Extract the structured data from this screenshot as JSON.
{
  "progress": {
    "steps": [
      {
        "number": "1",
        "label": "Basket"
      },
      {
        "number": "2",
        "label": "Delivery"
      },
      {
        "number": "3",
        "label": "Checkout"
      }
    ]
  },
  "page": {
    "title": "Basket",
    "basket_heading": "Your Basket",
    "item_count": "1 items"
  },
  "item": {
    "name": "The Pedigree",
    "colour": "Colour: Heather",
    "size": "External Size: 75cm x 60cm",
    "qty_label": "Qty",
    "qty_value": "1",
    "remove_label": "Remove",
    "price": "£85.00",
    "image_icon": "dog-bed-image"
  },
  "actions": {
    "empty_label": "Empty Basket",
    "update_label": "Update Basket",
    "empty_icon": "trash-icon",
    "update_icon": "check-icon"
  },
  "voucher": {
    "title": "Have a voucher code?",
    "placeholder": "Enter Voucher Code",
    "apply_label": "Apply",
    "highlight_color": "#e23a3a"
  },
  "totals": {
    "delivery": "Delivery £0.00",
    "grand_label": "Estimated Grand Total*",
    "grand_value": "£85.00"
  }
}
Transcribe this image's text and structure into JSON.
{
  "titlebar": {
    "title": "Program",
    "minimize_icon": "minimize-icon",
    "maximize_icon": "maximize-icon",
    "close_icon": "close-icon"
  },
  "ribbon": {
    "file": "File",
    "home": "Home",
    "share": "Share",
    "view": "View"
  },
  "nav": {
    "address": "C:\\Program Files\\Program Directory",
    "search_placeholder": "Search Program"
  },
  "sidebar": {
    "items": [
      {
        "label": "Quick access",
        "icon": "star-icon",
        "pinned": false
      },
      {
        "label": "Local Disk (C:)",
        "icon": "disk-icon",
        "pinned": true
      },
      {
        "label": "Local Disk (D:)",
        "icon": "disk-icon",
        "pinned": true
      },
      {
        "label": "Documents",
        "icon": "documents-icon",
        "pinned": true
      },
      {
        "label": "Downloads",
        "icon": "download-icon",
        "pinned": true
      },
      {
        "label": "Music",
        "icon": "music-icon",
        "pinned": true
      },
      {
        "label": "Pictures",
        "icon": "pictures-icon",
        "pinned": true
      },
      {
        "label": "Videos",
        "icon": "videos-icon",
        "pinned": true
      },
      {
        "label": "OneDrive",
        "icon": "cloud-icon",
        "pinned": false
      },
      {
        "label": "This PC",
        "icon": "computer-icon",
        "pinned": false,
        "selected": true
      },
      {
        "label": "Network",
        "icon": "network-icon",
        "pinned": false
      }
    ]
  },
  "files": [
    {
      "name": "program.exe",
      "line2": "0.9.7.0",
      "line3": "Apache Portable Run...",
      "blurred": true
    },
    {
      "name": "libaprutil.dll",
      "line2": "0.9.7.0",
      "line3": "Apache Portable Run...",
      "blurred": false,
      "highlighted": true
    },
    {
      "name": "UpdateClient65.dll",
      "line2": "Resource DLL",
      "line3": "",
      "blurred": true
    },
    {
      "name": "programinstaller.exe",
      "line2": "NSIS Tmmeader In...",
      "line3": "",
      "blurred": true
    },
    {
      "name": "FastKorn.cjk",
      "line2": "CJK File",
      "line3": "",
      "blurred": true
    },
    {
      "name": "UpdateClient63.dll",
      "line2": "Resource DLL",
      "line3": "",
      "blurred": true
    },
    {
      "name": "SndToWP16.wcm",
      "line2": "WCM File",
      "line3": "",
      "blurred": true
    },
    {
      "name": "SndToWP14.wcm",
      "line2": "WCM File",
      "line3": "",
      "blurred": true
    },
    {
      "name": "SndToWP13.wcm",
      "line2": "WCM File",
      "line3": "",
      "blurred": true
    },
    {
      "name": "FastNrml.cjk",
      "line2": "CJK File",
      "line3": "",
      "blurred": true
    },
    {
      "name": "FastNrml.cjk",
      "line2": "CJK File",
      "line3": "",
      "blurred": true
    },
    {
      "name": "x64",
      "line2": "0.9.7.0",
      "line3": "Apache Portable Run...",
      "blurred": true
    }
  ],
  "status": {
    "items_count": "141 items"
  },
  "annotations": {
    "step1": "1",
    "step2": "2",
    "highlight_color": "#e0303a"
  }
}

▶ Directions: Filter the records above and return every line that holds the word "Local".

▶ Answer below:
        "label": "Local Disk (C:)",
        "label": "Local Disk (D:)",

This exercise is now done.